Set exercise: Pull every line of the entries that has the word "закрепление".

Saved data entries
* begin *
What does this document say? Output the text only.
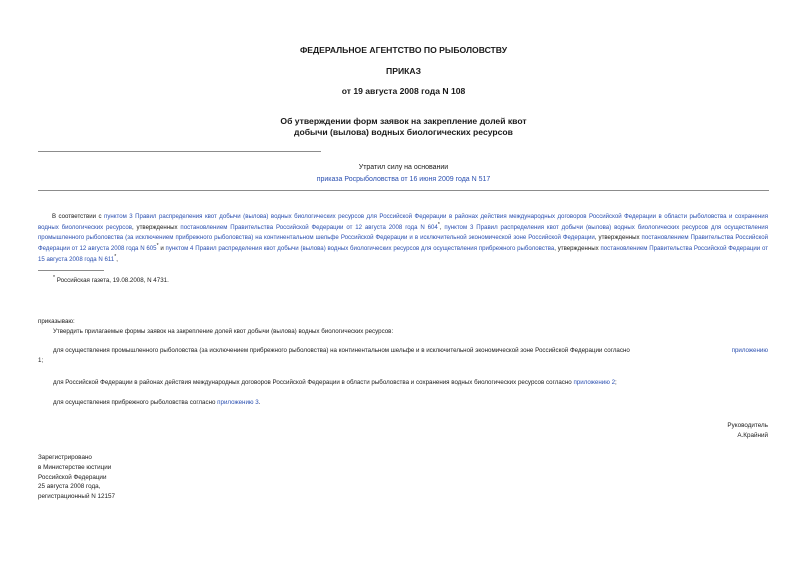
ФЕДЕРАЛЬНОЕ АГЕНТСТВО ПО РЫБОЛОВСТВУ
ПРИКАЗ
от 19 августа 2008 года N 108
Об утверждении форм заявок на закрепление долей квот
добычи (вылова) водных биологических ресурсов
Утратил силу на основании
приказа Росрыболовства от 16 июня 2009 года N 517
В соответствии с пунктом 3 Правил распределения квот добычи (вылова) водных биологических ресурсов для Российской Федерации в районах действия международных договоров Российской Федерации в области рыболовства и сохранения водных биологических ресурсов, утвержденных постановлением Правительства Российской Федерации от 12 августа 2008 года N 604*, пунктом 3 Правил распределения квот добычи (вылова) водных биологических ресурсов для осуществления промышленного рыболовства (за исключением прибрежного рыболовства) на континентальном шельфе Российской Федерации и в исключительной экономической зоне Российской Федерации, утвержденных постановлением Правительства Российской Федерации от 12 августа 2008 года N 605* и пунктом 4 Правил распределения квот добычи (вылова) водных биологических ресурсов для осуществления прибрежного рыболовства, утвержденных постановлением Правительства Российской Федерации от 15 августа 2008 года N 611*,
* Российская газета, 19.08.2008, N 4731.
приказываю:
Утвердить прилагаемые формы заявок на закрепление долей квот добычи (вылова) водных биологических ресурсов:
для осуществления промышленного рыболовства (за исключением прибрежного рыболовства) на континентальном шельфе и в исключительной экономической зоне Российской Федерации согласно	приложению
1;
для Российской Федерации в районах действия международных договоров Российской Федерации в области рыболовства и сохранения водных биологических ресурсов согласно приложению 2;
для осуществления прибрежного рыболовства согласно приложению 3.
Руководитель
А.Крайний
Зарегистрировано
в Министерстве юстиции
Российской Федерации
25 августа 2008 года,
регистрационный N 12157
* end *
Output of the exercise:
Об утверждении форм заявок на закрепление долей квот
Утвердить прилагаемые формы заявок на закрепление долей квот добычи (вылова) водных биологических ресурсов:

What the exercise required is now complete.